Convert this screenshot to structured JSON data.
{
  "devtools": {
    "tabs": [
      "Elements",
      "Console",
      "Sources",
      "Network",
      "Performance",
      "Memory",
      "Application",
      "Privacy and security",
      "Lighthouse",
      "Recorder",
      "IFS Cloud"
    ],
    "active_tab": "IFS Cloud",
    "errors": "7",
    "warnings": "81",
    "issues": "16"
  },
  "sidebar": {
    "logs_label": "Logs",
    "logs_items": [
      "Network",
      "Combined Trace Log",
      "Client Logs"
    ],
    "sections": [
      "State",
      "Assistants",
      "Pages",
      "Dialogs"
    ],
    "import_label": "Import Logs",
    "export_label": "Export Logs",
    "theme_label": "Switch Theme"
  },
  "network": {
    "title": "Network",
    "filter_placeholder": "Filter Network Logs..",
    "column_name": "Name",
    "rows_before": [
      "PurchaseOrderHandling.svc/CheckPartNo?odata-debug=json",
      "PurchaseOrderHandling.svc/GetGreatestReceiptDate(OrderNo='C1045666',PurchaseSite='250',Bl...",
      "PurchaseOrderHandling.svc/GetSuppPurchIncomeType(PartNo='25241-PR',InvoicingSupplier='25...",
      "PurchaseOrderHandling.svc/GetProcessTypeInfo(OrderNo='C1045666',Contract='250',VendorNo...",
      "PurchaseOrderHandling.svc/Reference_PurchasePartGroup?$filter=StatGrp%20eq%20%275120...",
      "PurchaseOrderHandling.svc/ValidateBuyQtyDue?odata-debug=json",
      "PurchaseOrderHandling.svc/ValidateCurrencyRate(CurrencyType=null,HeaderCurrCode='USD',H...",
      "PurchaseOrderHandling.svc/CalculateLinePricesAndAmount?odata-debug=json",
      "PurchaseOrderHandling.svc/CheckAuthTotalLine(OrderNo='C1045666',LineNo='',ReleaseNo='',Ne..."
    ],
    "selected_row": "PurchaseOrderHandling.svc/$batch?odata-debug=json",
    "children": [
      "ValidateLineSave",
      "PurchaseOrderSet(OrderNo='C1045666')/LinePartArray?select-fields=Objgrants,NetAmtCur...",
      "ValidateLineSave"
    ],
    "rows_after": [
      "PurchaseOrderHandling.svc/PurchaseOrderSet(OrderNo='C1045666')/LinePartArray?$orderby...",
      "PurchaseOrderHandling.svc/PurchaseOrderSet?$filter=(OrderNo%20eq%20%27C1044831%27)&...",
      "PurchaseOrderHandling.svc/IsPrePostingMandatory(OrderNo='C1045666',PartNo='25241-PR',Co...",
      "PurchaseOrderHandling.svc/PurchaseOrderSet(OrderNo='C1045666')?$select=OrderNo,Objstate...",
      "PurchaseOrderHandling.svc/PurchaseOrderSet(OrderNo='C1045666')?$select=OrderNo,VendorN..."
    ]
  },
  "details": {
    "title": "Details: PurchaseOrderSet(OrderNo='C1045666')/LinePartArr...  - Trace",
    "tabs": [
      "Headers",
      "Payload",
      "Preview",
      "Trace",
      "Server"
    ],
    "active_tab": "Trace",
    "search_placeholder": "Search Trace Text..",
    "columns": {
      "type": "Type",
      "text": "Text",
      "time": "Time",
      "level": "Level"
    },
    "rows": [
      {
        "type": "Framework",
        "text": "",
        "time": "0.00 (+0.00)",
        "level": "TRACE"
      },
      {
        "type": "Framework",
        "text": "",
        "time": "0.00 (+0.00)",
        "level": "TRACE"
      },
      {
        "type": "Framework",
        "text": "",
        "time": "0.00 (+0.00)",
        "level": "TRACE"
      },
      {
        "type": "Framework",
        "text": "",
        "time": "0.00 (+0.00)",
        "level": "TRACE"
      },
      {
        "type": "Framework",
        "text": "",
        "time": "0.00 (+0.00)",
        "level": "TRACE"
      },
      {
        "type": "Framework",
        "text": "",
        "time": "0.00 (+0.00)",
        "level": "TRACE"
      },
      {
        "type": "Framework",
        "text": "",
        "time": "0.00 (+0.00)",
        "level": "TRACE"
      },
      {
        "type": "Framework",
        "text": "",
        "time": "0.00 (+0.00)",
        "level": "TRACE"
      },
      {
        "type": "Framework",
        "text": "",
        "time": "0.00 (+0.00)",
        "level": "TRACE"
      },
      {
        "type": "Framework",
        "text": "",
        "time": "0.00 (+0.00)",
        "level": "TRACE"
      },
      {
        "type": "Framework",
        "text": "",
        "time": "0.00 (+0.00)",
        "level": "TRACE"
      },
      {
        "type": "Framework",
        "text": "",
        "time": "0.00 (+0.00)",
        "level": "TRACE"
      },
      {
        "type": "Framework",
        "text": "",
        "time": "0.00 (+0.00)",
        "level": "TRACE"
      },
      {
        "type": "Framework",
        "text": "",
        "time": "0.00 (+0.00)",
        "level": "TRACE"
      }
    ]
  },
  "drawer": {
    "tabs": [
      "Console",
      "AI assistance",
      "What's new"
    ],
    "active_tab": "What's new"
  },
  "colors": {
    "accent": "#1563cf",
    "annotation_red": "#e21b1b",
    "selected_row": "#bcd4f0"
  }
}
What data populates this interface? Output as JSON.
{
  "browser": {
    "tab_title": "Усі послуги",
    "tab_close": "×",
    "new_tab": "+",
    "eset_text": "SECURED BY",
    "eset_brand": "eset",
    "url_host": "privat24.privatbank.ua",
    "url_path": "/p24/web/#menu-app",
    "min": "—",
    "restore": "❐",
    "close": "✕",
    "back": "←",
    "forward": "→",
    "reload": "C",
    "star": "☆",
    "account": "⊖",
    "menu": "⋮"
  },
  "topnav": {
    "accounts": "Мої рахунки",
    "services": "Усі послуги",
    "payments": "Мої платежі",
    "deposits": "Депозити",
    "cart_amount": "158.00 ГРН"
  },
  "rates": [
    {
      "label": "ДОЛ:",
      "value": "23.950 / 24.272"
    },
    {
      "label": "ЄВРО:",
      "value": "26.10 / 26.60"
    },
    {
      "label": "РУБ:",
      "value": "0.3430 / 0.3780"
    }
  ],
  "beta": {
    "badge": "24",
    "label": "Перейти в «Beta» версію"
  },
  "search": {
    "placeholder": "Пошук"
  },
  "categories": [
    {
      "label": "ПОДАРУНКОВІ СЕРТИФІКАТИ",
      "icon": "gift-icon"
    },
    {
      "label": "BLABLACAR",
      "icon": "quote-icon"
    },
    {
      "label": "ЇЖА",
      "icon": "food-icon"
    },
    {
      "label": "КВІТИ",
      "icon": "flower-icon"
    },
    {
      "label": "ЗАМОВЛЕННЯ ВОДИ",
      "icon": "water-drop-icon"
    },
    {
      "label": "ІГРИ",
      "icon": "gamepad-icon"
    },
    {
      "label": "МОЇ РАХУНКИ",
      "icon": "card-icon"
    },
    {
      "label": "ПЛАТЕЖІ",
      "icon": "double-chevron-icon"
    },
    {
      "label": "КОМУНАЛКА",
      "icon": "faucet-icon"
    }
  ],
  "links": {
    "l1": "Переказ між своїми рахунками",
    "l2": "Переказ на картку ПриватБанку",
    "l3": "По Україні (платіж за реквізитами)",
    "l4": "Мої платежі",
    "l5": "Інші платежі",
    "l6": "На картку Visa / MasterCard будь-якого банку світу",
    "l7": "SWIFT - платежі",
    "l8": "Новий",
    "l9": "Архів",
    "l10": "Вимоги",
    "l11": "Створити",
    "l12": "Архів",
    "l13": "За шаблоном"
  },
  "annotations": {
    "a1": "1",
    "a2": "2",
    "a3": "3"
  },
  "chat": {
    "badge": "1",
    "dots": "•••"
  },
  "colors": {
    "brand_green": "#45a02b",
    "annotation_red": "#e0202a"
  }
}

REQUIREMENT: Copy all lines from the material that include "odata".

SOLUTION TO THIS TASK:
      "PurchaseOrderHandling.svc/CheckPartNo?odata-debug=json",
      "PurchaseOrderHandling.svc/ValidateBuyQtyDue?odata-debug=json",
      "PurchaseOrderHandling.svc/CalculateLinePricesAndAmount?odata-debug=json",
    "selected_row": "PurchaseOrderHandling.svc/$batch?odata-debug=json",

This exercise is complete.